Consigne a.
Répondez à ces questions d'après l'article sur la décision de la CNDA :
(i) À quelle date Monsieur et Madame S. sont-ils arrivés en Guyane ?
(ii) Entre quelles dates fallait-il vivre en Palestine pour obtenir le statut de « réfugié palestinien » ?
(iii) Combien de réfugiés palestiniens compte-t-on actuellement selon l'article ?
### Source ###
Cet article est issu de la Lettre de l'asile et de l'intégration, newsletter bimestrielle de France terre d'asile qui propose un éclairage sur des problématiques liées à l'asile et l’intégration en France. Inscrivez-vous pour la recevoir !

En septembre 2024, un couple de ressortissants palestiniens habitants de la bande de Gaza, Monsieur et Madame S., se sont vu reconnaître le statut de réfugiés en France par la Cour nationale du droit d’asile (CNDA). Cette décision de la Cour ouvre la voie à la reconnaissance de la protection internationale aux Gazaouis arrivés en France qui dépendaient de la protection de l’UNRWA, cette agence étant considérée comme n’ayant plus la capacité de les protéger.

Monsieur et Madame S. sont arrivés en Guyane le 12 avril 2023 après avoir fui la bande de Gaza, où ils vivaient, car ils craignaient pour leur vie après avoir été menacés par le Hamas qui leur réclamait de l’argent, et en raison de la situation sécuritaire très dégradée à Gaza. Le couple a déposé une demande d’asile, mais l’Office français de protection des réfugiés et apatrides (Ofpra), par une décision du 27 juillet 2023, a rejeté leur demande. Monsieur et Madame S. ont effectué un recours auprès de la CNDA, qui leur a reconnu le statut de réfugié le 13 septembre 2024. Cette décision est inédite : pour la première fois, des personnes sous mandat de l’Office de secours et de travaux des Nations unies pour les réfugiés de Palestine dans le Proche-Orient (UNRWA), ont obtenu la protection internationale en France. Cette jurisprudence permet dorénavant aux Gazaouis enregistrés à l’UNRWA d’obtenir l’asile en France, ce qui leur était impossible auparavant, étant considérés comme protégés par l’agence onusienne.

L’UNRWA, créée en 1979 par une résolution de l’Assemblée générale des Nations unies, avait initialement pour but de favoriser l’intégration des Palestiniens déplacés dans les pays voisins comme la Syrie ou le Liban. Son rôle a évolué et l’agence a désormais pour mission d’apporter une assistance aux réfugiés palestiniens dans les différents camps du Proche-Orient. Les Palestiniens inscrits auprès de l’UNRWA n’ont pas le même statut que les personnes réfugiées sous le mandat du Haut-Commissariat des Nations unies pour les réfugiés (HCR). Ce statut de « réfugié palestinien » est octroyé aux personnes qui vivaient en Palestine entre le 1er juin 1946 et le 15 mai 1948, et qui ont dû fuir leur domicile au moment de la création d’Israël et pendant la guerre israélo-arabe de 1948, au cours de la « Nakba ». Ce statut est transmis à leurs descendants, ce qui n’est pas le cas pour les personnes bénéficiaires de la protection internationale au titre de la Convention de Genève, et les réfugiés palestiniens sont actuellement 5,98 millions. L’UNRWA gère aujourd’hui des établissements scolaires, de santé, des services sociaux et fournit de l’aide humanitaire d’urgence. Elle opère dans presque 60 camps en Syrie, au Liban, en Jordanie, Cisjordanie et la bande de Gaza.
### Données à utiliser ###
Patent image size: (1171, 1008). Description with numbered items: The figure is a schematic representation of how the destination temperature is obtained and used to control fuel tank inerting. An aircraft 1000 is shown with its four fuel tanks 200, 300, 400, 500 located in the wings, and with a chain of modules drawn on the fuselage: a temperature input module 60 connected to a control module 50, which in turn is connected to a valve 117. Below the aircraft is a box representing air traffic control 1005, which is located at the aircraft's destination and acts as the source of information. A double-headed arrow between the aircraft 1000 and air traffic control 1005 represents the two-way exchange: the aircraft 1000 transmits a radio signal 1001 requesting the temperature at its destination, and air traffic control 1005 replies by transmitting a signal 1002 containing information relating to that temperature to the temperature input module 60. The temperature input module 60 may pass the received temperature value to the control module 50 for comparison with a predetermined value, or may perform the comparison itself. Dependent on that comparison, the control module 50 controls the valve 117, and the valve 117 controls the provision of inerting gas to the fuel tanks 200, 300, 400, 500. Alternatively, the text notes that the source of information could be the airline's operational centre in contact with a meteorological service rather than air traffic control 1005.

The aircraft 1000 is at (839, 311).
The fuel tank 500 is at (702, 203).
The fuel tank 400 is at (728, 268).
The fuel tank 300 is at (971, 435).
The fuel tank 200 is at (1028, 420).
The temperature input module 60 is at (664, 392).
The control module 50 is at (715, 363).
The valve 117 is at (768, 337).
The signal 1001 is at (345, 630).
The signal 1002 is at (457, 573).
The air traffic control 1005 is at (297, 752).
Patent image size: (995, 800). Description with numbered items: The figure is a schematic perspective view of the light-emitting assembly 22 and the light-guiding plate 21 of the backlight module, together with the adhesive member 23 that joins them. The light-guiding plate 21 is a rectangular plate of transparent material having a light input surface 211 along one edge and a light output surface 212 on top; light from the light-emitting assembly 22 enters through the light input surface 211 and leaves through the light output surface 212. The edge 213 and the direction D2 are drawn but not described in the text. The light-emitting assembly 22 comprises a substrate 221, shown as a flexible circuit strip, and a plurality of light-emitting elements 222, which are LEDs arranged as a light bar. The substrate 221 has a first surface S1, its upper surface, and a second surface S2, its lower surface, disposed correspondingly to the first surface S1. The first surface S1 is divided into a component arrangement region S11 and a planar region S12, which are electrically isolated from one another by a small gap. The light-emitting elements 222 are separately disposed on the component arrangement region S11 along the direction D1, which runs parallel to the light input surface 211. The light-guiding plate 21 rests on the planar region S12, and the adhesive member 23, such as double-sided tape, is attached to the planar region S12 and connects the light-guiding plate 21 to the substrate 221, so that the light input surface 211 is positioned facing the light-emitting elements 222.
###
Consigne b. Recopiez à l'identique les lignes de la liste, depuis son début jusqu'à la ligne contenant « The air traffic », celle-ci comprise.

Réponse a.
(i) Le 12 avril 2023.
(ii) Entre le 1er juin 1946 et le 15 mai 1948.
(iii) 5,98 millions.

Réponse b.
Patent image size: (1171, 1008). Description with numbered items: The figure is a schematic representation of how the destination temperature is obtained and used to control fuel tank inerting. An aircraft 1000 is shown with its four fuel tanks 200, 300, 400, 500 located in the wings, and with a chain of modules drawn on the fuselage: a temperature input module 60 connected to a control module 50, which in turn is connected to a valve 117. Below the aircraft is a box representing air traffic control 1005, which is located at the aircraft's destination and acts as the source of information. A double-headed arrow between the aircraft 1000 and air traffic control 1005 represents the two-way exchange: the aircraft 1000 transmits a radio signal 1001 requesting the temperature at its destination, and air traffic control 1005 replies by transmitting a signal 1002 containing information relating to that temperature to the temperature input module 60. The temperature input module 60 may pass the received temperature value to the control module 50 for comparison with a predetermined value, or may perform the comparison itself. Dependent on that comparison, the control module 50 controls the valve 117, and the valve 117 controls the provision of inerting gas to the fuel tanks 200, 300, 400, 500. Alternatively, the text notes that the source of information could be the airline's operational centre in contact with a meteorological service rather than air traffic control 1005.

The aircraft 1000 is at (839, 311).
The fuel tank 500 is at (702, 203).
The fuel tank 400 is at (728, 268).
The fuel tank 300 is at (971, 435).
The fuel tank 200 is at (1028, 420).
The temperature input module 60 is at (664, 392).
The control module 50 is at (715, 363).
The valve 117 is at (768, 337).
The signal 1001 is at (345, 630).
The signal 1002 is at (457, 573).
The air traffic control 1005 is at (297, 752).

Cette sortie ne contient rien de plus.